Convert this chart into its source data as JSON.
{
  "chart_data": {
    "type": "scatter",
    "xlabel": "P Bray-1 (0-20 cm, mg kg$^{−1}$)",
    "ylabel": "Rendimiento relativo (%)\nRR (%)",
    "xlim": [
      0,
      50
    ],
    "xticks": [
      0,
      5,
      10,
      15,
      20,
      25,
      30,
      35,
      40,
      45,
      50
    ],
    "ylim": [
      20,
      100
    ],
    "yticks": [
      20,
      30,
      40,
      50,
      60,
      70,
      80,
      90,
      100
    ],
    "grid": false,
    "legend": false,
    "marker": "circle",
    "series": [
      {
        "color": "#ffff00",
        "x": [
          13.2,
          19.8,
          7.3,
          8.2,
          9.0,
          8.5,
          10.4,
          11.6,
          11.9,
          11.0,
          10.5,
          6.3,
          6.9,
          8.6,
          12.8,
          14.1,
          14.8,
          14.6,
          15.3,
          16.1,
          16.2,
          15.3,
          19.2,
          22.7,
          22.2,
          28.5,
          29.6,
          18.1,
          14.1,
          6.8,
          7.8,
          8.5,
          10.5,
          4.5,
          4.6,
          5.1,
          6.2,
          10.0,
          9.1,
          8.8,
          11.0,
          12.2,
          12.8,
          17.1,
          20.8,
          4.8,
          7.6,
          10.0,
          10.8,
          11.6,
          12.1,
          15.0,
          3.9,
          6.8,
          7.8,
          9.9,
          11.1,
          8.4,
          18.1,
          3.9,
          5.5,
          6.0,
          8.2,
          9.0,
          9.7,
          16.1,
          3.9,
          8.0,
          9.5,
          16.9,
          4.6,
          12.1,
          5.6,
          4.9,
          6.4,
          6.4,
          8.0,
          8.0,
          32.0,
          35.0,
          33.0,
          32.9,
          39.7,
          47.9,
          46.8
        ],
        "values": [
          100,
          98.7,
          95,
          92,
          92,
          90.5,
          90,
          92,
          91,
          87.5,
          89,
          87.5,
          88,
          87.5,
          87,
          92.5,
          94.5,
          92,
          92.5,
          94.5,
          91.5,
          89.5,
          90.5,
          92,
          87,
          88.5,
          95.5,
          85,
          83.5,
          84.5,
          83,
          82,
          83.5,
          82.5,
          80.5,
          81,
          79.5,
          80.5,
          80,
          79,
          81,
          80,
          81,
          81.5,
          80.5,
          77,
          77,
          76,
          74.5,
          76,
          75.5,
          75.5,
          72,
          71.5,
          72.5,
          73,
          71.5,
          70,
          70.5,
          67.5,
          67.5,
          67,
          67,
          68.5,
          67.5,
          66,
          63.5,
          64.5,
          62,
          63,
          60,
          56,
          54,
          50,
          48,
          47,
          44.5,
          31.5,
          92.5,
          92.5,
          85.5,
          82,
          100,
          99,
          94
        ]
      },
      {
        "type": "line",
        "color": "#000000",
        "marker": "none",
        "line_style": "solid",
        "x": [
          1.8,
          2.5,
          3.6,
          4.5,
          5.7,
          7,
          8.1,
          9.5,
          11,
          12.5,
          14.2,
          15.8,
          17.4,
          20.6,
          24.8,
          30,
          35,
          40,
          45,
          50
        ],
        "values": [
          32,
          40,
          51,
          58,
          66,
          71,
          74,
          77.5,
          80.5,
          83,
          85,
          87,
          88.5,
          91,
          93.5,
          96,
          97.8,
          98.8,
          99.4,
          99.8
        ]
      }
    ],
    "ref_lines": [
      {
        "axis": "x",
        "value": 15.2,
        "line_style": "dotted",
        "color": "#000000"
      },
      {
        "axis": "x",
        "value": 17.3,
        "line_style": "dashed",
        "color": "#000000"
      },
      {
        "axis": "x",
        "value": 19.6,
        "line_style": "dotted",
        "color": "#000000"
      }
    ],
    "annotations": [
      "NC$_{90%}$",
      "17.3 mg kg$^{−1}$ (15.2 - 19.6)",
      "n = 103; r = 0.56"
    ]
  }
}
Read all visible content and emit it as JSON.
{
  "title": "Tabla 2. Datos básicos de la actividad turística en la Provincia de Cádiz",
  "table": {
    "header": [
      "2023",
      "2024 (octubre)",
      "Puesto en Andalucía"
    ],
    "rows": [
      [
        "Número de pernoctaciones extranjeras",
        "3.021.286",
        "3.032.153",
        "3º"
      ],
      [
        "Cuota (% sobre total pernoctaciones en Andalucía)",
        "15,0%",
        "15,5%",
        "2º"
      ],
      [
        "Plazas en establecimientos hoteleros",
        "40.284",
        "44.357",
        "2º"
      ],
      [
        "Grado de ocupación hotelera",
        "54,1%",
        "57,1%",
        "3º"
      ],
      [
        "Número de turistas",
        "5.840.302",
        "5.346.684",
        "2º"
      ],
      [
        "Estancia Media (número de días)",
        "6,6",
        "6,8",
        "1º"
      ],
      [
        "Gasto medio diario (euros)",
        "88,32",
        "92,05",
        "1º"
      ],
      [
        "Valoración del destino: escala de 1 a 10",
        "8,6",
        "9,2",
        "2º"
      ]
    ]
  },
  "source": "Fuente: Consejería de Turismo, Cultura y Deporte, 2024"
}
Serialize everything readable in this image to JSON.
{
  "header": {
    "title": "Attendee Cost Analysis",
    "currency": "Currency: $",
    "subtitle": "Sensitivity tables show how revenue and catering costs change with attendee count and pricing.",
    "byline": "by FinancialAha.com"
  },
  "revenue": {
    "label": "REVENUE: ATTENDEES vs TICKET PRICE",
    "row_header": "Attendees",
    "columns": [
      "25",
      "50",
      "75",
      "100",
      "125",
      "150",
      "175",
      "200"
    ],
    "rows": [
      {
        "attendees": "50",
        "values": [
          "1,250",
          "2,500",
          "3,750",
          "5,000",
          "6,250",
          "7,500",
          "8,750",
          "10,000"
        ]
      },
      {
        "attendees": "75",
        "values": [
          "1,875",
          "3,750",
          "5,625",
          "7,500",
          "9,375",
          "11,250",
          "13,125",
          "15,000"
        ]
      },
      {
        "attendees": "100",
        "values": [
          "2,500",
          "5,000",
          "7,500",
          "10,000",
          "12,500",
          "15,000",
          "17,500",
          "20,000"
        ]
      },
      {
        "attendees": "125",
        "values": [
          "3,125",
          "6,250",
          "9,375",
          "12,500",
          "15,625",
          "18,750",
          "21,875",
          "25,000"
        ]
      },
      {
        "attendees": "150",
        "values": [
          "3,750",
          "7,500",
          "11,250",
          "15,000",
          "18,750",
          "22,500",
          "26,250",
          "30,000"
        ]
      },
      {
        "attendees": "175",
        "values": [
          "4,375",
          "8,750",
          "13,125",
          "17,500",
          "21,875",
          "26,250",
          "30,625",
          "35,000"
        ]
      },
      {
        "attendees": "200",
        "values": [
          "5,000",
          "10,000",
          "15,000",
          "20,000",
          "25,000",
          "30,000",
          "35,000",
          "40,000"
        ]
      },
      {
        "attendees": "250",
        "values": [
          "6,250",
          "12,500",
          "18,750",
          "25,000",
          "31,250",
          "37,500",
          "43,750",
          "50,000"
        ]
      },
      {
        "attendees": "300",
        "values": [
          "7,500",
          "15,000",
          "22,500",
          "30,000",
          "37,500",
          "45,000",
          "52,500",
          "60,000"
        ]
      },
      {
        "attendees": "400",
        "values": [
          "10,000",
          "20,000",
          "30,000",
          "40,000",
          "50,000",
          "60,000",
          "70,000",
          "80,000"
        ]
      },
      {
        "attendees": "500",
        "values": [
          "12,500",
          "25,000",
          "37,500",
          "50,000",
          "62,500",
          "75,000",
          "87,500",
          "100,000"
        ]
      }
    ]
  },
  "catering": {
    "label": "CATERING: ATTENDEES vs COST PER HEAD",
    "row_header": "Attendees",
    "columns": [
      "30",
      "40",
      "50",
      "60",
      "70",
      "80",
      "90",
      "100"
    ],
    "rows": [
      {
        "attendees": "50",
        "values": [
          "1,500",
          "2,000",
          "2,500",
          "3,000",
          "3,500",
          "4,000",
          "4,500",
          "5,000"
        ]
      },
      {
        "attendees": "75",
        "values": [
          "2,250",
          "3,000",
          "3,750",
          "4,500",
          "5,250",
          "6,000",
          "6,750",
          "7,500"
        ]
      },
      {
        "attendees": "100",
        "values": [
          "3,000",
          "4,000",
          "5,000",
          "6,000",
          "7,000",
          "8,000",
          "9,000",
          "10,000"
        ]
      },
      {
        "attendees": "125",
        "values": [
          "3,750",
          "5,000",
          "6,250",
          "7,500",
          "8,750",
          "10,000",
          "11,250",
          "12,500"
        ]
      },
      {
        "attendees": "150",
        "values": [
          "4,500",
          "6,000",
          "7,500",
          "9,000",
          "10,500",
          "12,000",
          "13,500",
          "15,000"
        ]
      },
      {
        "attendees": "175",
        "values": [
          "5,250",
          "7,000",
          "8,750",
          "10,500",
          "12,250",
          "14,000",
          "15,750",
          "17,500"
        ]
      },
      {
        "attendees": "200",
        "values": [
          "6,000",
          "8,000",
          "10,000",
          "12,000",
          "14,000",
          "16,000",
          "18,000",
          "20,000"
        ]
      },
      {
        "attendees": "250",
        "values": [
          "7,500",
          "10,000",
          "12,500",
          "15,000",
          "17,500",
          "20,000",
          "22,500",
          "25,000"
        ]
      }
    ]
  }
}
- - - -
**WHAT IS REQUIRED**
A line counts if it holds the word "JSON". Work out how many lines in the listing count, and give only that number.

**EXERCISE ANSWER**
3